DIRECTIVE: Extract every line below, verbatim.

DATA PROVIDED:
==*==
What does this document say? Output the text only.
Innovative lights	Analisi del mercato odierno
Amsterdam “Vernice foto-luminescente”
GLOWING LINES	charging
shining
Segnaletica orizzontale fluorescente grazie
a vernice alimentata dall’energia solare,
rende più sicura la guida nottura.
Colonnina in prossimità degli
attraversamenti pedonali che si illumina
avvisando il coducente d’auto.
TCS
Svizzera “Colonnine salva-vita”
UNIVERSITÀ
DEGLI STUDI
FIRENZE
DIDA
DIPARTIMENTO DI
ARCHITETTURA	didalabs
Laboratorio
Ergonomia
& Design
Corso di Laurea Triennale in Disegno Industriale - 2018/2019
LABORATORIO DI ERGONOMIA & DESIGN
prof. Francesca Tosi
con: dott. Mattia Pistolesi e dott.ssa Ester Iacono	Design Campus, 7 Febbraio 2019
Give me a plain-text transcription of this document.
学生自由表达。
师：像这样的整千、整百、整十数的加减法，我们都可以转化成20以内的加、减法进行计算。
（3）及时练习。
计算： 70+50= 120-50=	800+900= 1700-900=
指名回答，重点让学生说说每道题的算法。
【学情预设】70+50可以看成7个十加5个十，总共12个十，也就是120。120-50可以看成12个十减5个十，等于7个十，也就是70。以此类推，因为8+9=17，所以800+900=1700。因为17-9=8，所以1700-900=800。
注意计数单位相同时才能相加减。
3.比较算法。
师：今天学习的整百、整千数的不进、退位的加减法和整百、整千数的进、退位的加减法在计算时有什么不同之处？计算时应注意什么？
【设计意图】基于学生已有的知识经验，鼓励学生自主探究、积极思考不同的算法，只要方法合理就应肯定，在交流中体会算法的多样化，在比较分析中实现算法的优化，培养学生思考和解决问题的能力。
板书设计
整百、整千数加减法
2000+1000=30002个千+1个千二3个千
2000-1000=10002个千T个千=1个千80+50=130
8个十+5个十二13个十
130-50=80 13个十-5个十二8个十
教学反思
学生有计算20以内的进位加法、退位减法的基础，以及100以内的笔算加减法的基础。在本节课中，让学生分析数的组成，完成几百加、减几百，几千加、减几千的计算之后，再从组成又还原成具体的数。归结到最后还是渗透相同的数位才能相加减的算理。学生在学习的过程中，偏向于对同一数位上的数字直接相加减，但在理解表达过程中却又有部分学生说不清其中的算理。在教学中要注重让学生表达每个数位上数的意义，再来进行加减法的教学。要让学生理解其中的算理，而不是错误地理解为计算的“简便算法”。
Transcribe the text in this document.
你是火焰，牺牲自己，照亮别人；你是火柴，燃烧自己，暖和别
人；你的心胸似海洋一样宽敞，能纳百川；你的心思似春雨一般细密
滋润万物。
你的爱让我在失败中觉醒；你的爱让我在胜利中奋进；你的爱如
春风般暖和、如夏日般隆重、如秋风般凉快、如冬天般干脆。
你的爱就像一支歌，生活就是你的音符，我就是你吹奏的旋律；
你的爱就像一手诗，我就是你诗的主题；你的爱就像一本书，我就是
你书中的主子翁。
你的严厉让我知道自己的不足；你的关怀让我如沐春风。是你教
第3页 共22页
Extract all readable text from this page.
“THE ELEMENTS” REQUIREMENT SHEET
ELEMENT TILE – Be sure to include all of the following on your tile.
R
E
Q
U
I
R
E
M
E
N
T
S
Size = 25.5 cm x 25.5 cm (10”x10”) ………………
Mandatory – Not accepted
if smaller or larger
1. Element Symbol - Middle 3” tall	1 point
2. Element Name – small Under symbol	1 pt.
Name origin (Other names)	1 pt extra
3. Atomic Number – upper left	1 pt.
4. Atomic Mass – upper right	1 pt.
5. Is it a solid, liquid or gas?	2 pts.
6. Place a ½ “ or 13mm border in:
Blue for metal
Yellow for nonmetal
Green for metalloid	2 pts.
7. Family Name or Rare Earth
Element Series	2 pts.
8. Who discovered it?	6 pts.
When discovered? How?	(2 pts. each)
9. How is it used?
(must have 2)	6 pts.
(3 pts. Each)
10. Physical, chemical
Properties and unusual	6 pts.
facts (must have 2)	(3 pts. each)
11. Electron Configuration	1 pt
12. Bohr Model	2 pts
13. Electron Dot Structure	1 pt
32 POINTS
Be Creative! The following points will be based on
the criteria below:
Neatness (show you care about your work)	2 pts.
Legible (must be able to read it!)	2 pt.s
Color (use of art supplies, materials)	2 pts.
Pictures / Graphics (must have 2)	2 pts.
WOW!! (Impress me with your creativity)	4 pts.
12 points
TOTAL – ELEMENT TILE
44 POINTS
==*==
FULL SOLUTION:
What does this document say? Output the text only.
Innovative lights	Analisi del mercato odierno
Amsterdam “Vernice foto-luminescente”
GLOWING LINES	charging
shining
Segnaletica orizzontale fluorescente grazie
a vernice alimentata dall’energia solare,
rende più sicura la guida nottura.
Colonnina in prossimità degli
attraversamenti pedonali che si illumina
avvisando il coducente d’auto.
TCS
Svizzera “Colonnine salva-vita”
UNIVERSITÀ
DEGLI STUDI
FIRENZE
DIDA
DIPARTIMENTO DI
ARCHITETTURA	didalabs
Laboratorio
Ergonomia
& Design
Corso di Laurea Triennale in Disegno Industriale - 2018/2019
LABORATORIO DI ERGONOMIA & DESIGN
prof. Francesca Tosi
con: dott. Mattia Pistolesi e dott.ssa Ester Iacono	Design Campus, 7 Febbraio 2019
Give me a plain-text transcription of this document.
学生自由表达。
师：像这样的整千、整百、整十数的加减法，我们都可以转化成20以内的加、减法进行计算。
（3）及时练习。
计算： 70+50= 120-50=	800+900= 1700-900=
指名回答，重点让学生说说每道题的算法。
【学情预设】70+50可以看成7个十加5个十，总共12个十，也就是120。120-50可以看成12个十减5个十，等于7个十，也就是70。以此类推，因为8+9=17，所以800+900=1700。因为17-9=8，所以1700-900=800。
注意计数单位相同时才能相加减。
3.比较算法。
师：今天学习的整百、整千数的不进、退位的加减法和整百、整千数的进、退位的加减法在计算时有什么不同之处？计算时应注意什么？
【设计意图】基于学生已有的知识经验，鼓励学生自主探究、积极思考不同的算法，只要方法合理就应肯定，在交流中体会算法的多样化，在比较分析中实现算法的优化，培养学生思考和解决问题的能力。
板书设计
整百、整千数加减法
2000+1000=30002个千+1个千二3个千
2000-1000=10002个千T个千=1个千80+50=130
8个十+5个十二13个十
130-50=80 13个十-5个十二8个十
教学反思
学生有计算20以内的进位加法、退位减法的基础，以及100以内的笔算加减法的基础。在本节课中，让学生分析数的组成，完成几百加、减几百，几千加、减几千的计算之后，再从组成又还原成具体的数。归结到最后还是渗透相同的数位才能相加减的算理。学生在学习的过程中，偏向于对同一数位上的数字直接相加减，但在理解表达过程中却又有部分学生说不清其中的算理。在教学中要注重让学生表达每个数位上数的意义，再来进行加减法的教学。要让学生理解其中的算理，而不是错误地理解为计算的“简便算法”。
Transcribe the text in this document.
你是火焰，牺牲自己，照亮别人；你是火柴，燃烧自己，暖和别
人；你的心胸似海洋一样宽敞，能纳百川；你的心思似春雨一般细密
滋润万物。
你的爱让我在失败中觉醒；你的爱让我在胜利中奋进；你的爱如
春风般暖和、如夏日般隆重、如秋风般凉快、如冬天般干脆。
你的爱就像一支歌，生活就是你的音符，我就是你吹奏的旋律；
你的爱就像一手诗，我就是你诗的主题；你的爱就像一本书，我就是
你书中的主子翁。
你的严厉让我知道自己的不足；你的关怀让我如沐春风。是你教
第3页 共22页
Extract all readable text from this page.
“THE ELEMENTS” REQUIREMENT SHEET
ELEMENT TILE – Be sure to include all of the following on your tile.
R
E
Q
U
I
R
E
M
E
N
T
S
Size = 25.5 cm x 25.5 cm (10”x10”) ………………
Mandatory – Not accepted
if smaller or larger
1. Element Symbol - Middle 3” tall	1 point
2. Element Name – small Under symbol	1 pt.
Name origin (Other names)	1 pt extra
3. Atomic Number – upper left	1 pt.
4. Atomic Mass – upper right	1 pt.
5. Is it a solid, liquid or gas?	2 pts.
6. Place a ½ “ or 13mm border in:
Blue for metal
Yellow for nonmetal
Green for metalloid	2 pts.
7. Family Name or Rare Earth
Element Series	2 pts.
8. Who discovered it?	6 pts.
When discovered? How?	(2 pts. each)
9. How is it used?
(must have 2)	6 pts.
(3 pts. Each)
10. Physical, chemical
Properties and unusual	6 pts.
facts (must have 2)	(3 pts. each)
11. Electron Configuration	1 pt
12. Bohr Model	2 pts
13. Electron Dot Structure	1 pt
32 POINTS
Be Creative! The following points will be based on
the criteria below:
Neatness (show you care about your work)	2 pts.
Legible (must be able to read it!)	2 pt.s
Color (use of art supplies, materials)	2 pts.
Pictures / Graphics (must have 2)	2 pts.
WOW!! (Impress me with your creativity)	4 pts.
12 points
TOTAL – ELEMENT TILE
44 POINTS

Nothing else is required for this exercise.